__Job__.
Quote the listing in full, exactly as given, minus any pictures.

Collected data entries
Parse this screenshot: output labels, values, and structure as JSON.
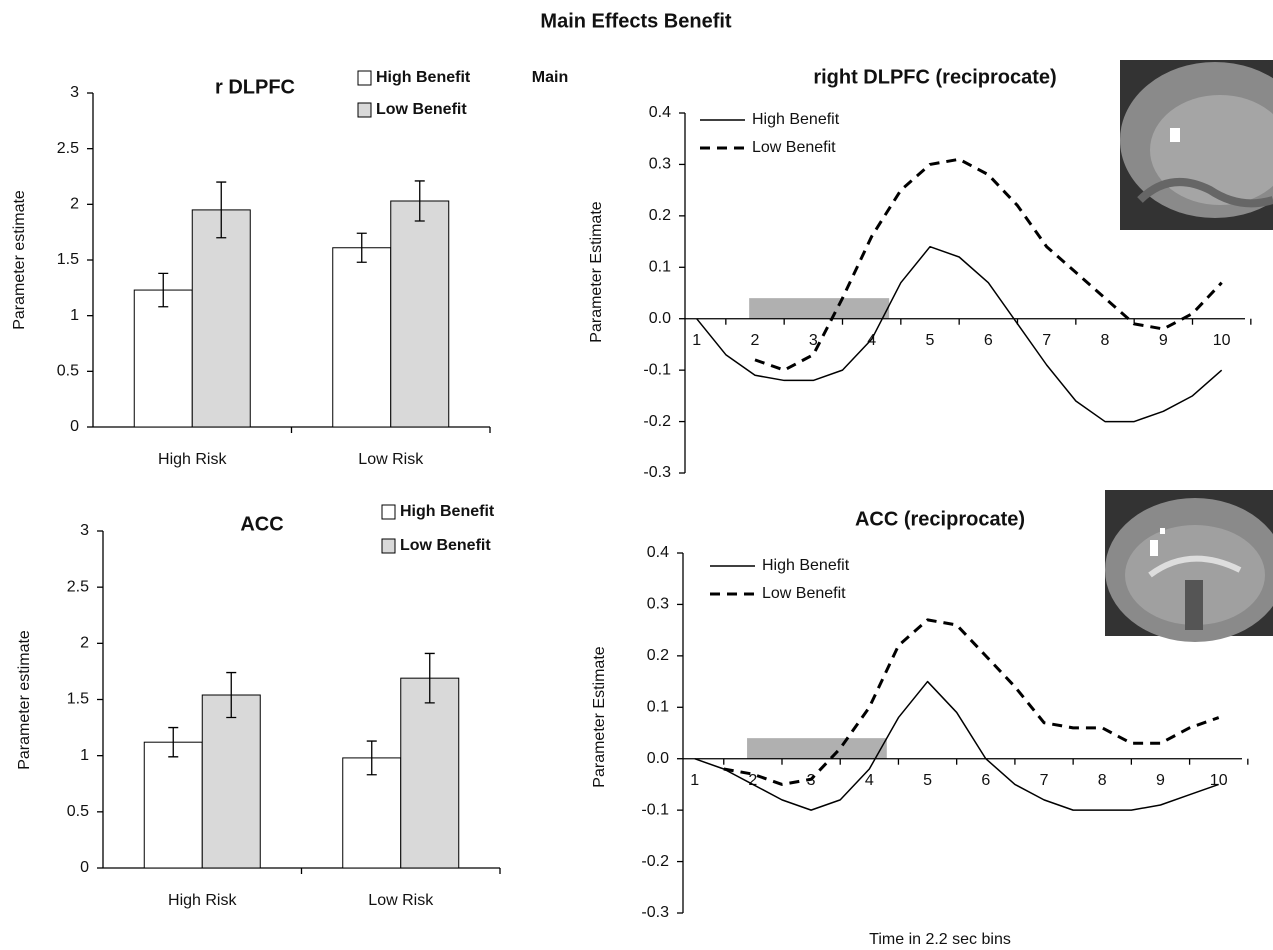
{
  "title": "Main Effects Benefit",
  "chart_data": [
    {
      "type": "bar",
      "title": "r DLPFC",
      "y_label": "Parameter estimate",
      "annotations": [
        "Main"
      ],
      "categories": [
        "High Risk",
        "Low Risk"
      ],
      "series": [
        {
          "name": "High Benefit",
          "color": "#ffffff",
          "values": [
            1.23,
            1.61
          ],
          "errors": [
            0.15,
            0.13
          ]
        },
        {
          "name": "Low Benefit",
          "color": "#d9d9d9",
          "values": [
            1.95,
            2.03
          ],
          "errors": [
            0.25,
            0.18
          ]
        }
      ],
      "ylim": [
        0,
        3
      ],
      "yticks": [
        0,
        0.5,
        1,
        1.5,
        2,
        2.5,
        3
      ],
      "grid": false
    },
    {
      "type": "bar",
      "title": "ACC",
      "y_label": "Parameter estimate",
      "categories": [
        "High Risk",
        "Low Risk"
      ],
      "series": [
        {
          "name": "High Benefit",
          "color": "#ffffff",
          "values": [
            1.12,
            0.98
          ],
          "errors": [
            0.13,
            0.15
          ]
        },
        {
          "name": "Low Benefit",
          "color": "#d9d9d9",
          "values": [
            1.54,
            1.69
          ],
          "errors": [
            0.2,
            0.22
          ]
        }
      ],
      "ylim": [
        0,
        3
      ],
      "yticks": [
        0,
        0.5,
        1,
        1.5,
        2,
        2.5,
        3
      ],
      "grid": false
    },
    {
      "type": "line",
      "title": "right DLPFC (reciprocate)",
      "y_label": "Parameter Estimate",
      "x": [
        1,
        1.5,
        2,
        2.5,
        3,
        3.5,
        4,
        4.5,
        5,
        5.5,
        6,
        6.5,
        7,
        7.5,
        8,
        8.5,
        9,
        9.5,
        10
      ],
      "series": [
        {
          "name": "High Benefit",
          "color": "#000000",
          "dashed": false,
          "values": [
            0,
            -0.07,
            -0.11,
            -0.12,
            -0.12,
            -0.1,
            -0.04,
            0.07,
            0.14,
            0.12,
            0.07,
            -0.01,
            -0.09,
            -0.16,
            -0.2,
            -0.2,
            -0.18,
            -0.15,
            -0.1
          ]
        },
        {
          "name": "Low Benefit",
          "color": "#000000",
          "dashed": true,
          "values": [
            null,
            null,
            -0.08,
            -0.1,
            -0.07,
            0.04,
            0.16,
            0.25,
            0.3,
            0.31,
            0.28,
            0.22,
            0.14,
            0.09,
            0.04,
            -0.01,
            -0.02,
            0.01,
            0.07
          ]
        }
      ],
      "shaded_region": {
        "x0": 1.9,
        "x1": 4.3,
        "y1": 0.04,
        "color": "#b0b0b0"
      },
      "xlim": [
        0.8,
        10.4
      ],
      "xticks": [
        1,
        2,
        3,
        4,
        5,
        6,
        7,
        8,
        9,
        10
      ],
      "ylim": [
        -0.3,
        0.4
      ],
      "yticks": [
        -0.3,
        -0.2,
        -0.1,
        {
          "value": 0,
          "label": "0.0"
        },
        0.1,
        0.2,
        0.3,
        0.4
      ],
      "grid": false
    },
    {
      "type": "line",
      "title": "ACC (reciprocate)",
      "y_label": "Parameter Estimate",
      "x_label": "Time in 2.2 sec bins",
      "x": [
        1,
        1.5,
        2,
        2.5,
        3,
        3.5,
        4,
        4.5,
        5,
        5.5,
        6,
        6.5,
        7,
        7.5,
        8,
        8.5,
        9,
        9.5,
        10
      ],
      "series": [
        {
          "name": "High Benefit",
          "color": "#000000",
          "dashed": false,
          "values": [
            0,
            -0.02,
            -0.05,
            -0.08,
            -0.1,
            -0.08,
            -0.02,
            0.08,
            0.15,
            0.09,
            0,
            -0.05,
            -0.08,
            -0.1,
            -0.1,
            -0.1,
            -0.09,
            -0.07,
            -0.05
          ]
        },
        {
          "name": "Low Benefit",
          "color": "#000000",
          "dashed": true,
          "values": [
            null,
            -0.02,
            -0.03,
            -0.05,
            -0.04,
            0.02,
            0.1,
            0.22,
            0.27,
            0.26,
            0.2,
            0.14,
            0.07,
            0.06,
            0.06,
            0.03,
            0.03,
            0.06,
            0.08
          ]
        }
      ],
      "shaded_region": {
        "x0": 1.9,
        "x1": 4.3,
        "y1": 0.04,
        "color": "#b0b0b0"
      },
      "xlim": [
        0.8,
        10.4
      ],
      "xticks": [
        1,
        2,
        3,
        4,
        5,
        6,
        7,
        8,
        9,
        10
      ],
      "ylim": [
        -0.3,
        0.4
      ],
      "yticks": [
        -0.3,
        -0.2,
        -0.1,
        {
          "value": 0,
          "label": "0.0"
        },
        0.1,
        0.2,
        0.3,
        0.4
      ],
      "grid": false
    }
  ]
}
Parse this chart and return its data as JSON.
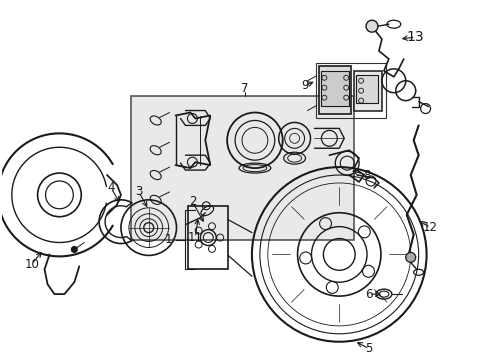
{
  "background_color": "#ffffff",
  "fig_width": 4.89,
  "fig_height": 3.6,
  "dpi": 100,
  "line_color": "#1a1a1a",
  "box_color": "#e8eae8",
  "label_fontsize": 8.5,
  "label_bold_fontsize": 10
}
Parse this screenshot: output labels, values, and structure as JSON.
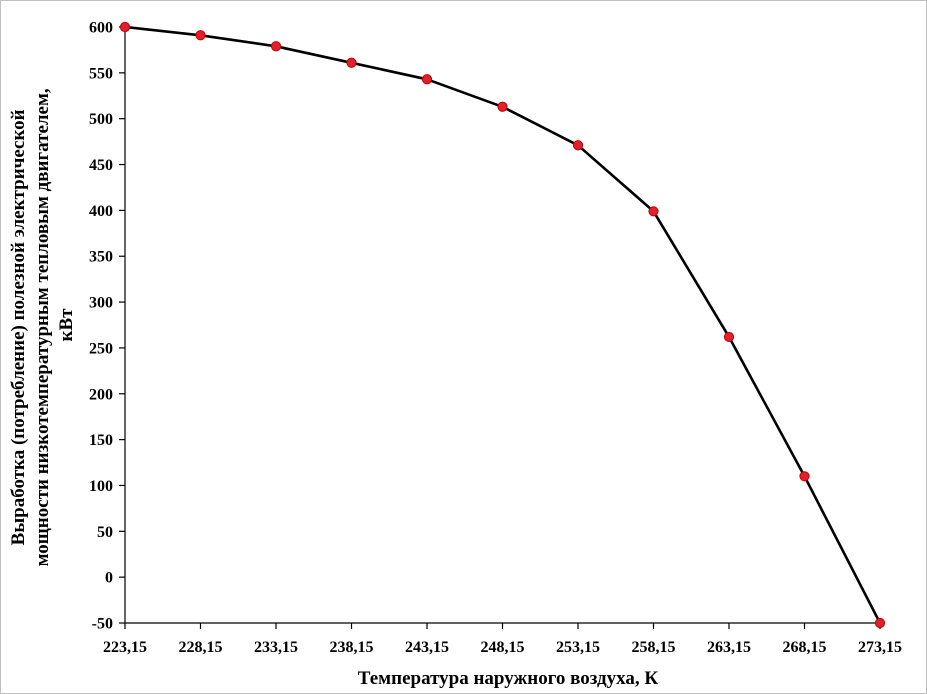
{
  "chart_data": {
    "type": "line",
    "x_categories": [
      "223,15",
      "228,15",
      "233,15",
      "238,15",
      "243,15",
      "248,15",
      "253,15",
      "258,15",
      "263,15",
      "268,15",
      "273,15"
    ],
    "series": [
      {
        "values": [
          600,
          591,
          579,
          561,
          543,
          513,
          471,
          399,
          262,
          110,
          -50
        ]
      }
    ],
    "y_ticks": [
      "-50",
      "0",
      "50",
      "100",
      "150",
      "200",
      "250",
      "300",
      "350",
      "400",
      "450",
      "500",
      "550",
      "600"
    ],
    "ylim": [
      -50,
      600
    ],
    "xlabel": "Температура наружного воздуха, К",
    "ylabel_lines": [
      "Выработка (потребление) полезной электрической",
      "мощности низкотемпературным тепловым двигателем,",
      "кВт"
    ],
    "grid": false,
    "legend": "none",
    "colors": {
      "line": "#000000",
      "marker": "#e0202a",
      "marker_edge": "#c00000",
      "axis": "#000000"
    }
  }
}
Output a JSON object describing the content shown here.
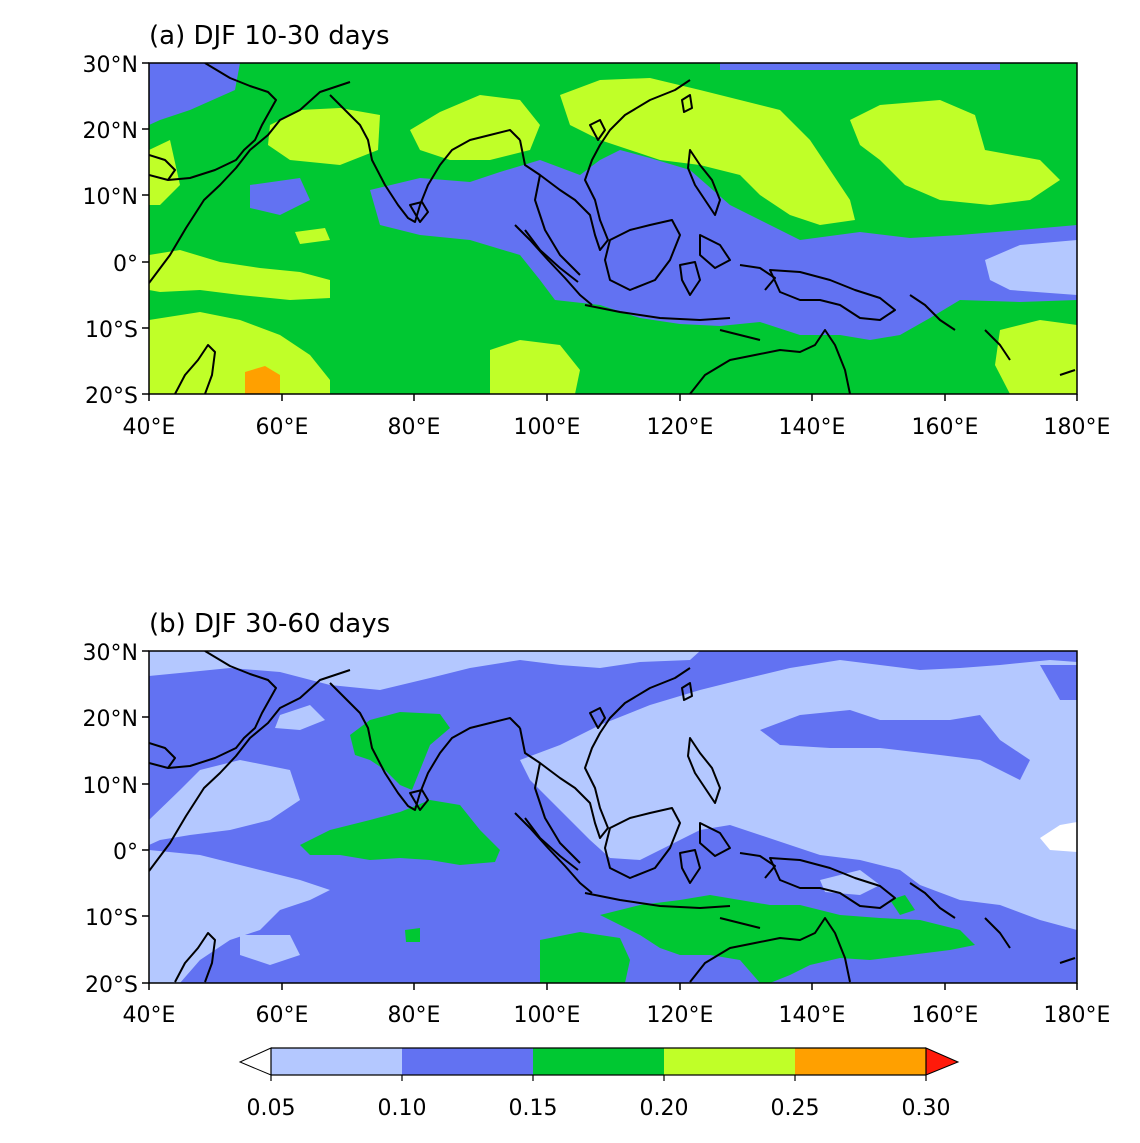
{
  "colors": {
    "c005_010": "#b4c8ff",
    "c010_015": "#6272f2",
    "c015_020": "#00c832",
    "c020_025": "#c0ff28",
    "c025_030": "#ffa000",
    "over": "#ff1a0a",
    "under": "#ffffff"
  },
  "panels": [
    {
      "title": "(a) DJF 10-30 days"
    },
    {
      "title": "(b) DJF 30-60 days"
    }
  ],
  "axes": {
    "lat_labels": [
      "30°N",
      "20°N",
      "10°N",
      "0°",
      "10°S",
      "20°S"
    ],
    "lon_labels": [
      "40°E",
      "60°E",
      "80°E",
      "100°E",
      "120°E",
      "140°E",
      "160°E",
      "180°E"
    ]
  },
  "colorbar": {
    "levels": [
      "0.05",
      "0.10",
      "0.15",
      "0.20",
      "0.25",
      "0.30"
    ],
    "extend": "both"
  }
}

__Output of the task__.
Parse this screenshot: output labels, values, and structure as JSON.
{
  "title": "Main Effects Benefit",
  "chart_data": [
    {
      "type": "bar",
      "title": "r DLPFC",
      "y_label": "Parameter estimate",
      "annotations": [
        "Main"
      ],
      "categories": [
        "High Risk",
        "Low Risk"
      ],
      "series": [
        {
          "name": "High Benefit",
          "color": "#ffffff",
          "values": [
            1.23,
            1.61
          ],
          "errors": [
            0.15,
            0.13
          ]
        },
        {
          "name": "Low Benefit",
          "color": "#d9d9d9",
          "values": [
            1.95,
            2.03
          ],
          "errors": [
            0.25,
            0.18
          ]
        }
      ],
      "ylim": [
        0,
        3
      ],
      "yticks": [
        0,
        0.5,
        1,
        1.5,
        2,
        2.5,
        3
      ],
      "grid": false
    },
    {
      "type": "bar",
      "title": "ACC",
      "y_label": "Parameter estimate",
      "categories": [
        "High Risk",
        "Low Risk"
      ],
      "series": [
        {
          "name": "High Benefit",
          "color": "#ffffff",
          "values": [
            1.12,
            0.98
          ],
          "errors": [
            0.13,
            0.15
          ]
        },
        {
          "name": "Low Benefit",
          "color": "#d9d9d9",
          "values": [
            1.54,
            1.69
          ],
          "errors": [
            0.2,
            0.22
          ]
        }
      ],
      "ylim": [
        0,
        3
      ],
      "yticks": [
        0,
        0.5,
        1,
        1.5,
        2,
        2.5,
        3
      ],
      "grid": false
    },
    {
      "type": "line",
      "title": "right DLPFC (reciprocate)",
      "y_label": "Parameter Estimate",
      "x": [
        1,
        1.5,
        2,
        2.5,
        3,
        3.5,
        4,
        4.5,
        5,
        5.5,
        6,
        6.5,
        7,
        7.5,
        8,
        8.5,
        9,
        9.5,
        10
      ],
      "series": [
        {
          "name": "High Benefit",
          "color": "#000000",
          "dashed": false,
          "values": [
            0,
            -0.07,
            -0.11,
            -0.12,
            -0.12,
            -0.1,
            -0.04,
            0.07,
            0.14,
            0.12,
            0.07,
            -0.01,
            -0.09,
            -0.16,
            -0.2,
            -0.2,
            -0.18,
            -0.15,
            -0.1
          ]
        },
        {
          "name": "Low Benefit",
          "color": "#000000",
          "dashed": true,
          "values": [
            null,
            null,
            -0.08,
            -0.1,
            -0.07,
            0.04,
            0.16,
            0.25,
            0.3,
            0.31,
            0.28,
            0.22,
            0.14,
            0.09,
            0.04,
            -0.01,
            -0.02,
            0.01,
            0.07
          ]
        }
      ],
      "shaded_region": {
        "x0": 1.9,
        "x1": 4.3,
        "y1": 0.04,
        "color": "#b0b0b0"
      },
      "xlim": [
        0.8,
        10.4
      ],
      "xticks": [
        1,
        2,
        3,
        4,
        5,
        6,
        7,
        8,
        9,
        10
      ],
      "ylim": [
        -0.3,
        0.4
      ],
      "yticks": [
        -0.3,
        -0.2,
        -0.1,
        {
          "value": 0,
          "label": "0.0"
        },
        0.1,
        0.2,
        0.3,
        0.4
      ],
      "grid": false
    },
    {
      "type": "line",
      "title": "ACC (reciprocate)",
      "y_label": "Parameter Estimate",
      "x_label": "Time in 2.2 sec bins",
      "x": [
        1,
        1.5,
        2,
        2.5,
        3,
        3.5,
        4,
        4.5,
        5,
        5.5,
        6,
        6.5,
        7,
        7.5,
        8,
        8.5,
        9,
        9.5,
        10
      ],
      "series": [
        {
          "name": "High Benefit",
          "color": "#000000",
          "dashed": false,
          "values": [
            0,
            -0.02,
            -0.05,
            -0.08,
            -0.1,
            -0.08,
            -0.02,
            0.08,
            0.15,
            0.09,
            0,
            -0.05,
            -0.08,
            -0.1,
            -0.1,
            -0.1,
            -0.09,
            -0.07,
            -0.05
          ]
        },
        {
          "name": "Low Benefit",
          "color": "#000000",
          "dashed": true,
          "values": [
            null,
            -0.02,
            -0.03,
            -0.05,
            -0.04,
            0.02,
            0.1,
            0.22,
            0.27,
            0.26,
            0.2,
            0.14,
            0.07,
            0.06,
            0.06,
            0.03,
            0.03,
            0.06,
            0.08
          ]
        }
      ],
      "shaded_region": {
        "x0": 1.9,
        "x1": 4.3,
        "y1": 0.04,
        "color": "#b0b0b0"
      },
      "xlim": [
        0.8,
        10.4
      ],
      "xticks": [
        1,
        2,
        3,
        4,
        5,
        6,
        7,
        8,
        9,
        10
      ],
      "ylim": [
        -0.3,
        0.4
      ],
      "yticks": [
        -0.3,
        -0.2,
        -0.1,
        {
          "value": 0,
          "label": "0.0"
        },
        0.1,
        0.2,
        0.3,
        0.4
      ],
      "grid": false
    }
  ]
}
Parse this chart and return its data as JSON.
{
  "background_color": "#ffffff",
  "fig_width": 4.89,
  "fig_height": 3.6,
  "dpi": 100,
  "line_color": "#1a1a1a",
  "box_color": "#e8eae8",
  "label_fontsize": 8.5,
  "label_bold_fontsize": 10
}
Parse this screenshot: output labels, values, and structure as JSON.
{
  "chart_data": {
    "type": "line",
    "x_categories": [
      "223,15",
      "228,15",
      "233,15",
      "238,15",
      "243,15",
      "248,15",
      "253,15",
      "258,15",
      "263,15",
      "268,15",
      "273,15"
    ],
    "series": [
      {
        "values": [
          600,
          591,
          579,
          561,
          543,
          513,
          471,
          399,
          262,
          110,
          -50
        ]
      }
    ],
    "y_ticks": [
      "-50",
      "0",
      "50",
      "100",
      "150",
      "200",
      "250",
      "300",
      "350",
      "400",
      "450",
      "500",
      "550",
      "600"
    ],
    "ylim": [
      -50,
      600
    ],
    "xlabel": "Температура наружного воздуха, К",
    "ylabel_lines": [
      "Выработка (потребление) полезной электрической",
      "мощности низкотемпературным тепловым двигателем,",
      "кВт"
    ],
    "grid": false,
    "legend": "none",
    "colors": {
      "line": "#000000",
      "marker": "#e0202a",
      "marker_edge": "#c00000",
      "axis": "#000000"
    }
  }
}
Output a JSON object describing the content shown here.
{
  "colors": {
    "c005_010": "#b4c8ff",
    "c010_015": "#6272f2",
    "c015_020": "#00c832",
    "c020_025": "#c0ff28",
    "c025_030": "#ffa000",
    "over": "#ff1a0a",
    "under": "#ffffff"
  },
  "panels": [
    {
      "title": "(a) DJF 10-30 days"
    },
    {
      "title": "(b) DJF 30-60 days"
    }
  ],
  "axes": {
    "lat_labels": [
      "30°N",
      "20°N",
      "10°N",
      "0°",
      "10°S",
      "20°S"
    ],
    "lon_labels": [
      "40°E",
      "60°E",
      "80°E",
      "100°E",
      "120°E",
      "140°E",
      "160°E",
      "180°E"
    ]
  },
  "colorbar": {
    "levels": [
      "0.05",
      "0.10",
      "0.15",
      "0.20",
      "0.25",
      "0.30"
    ],
    "extend": "both"
  }
}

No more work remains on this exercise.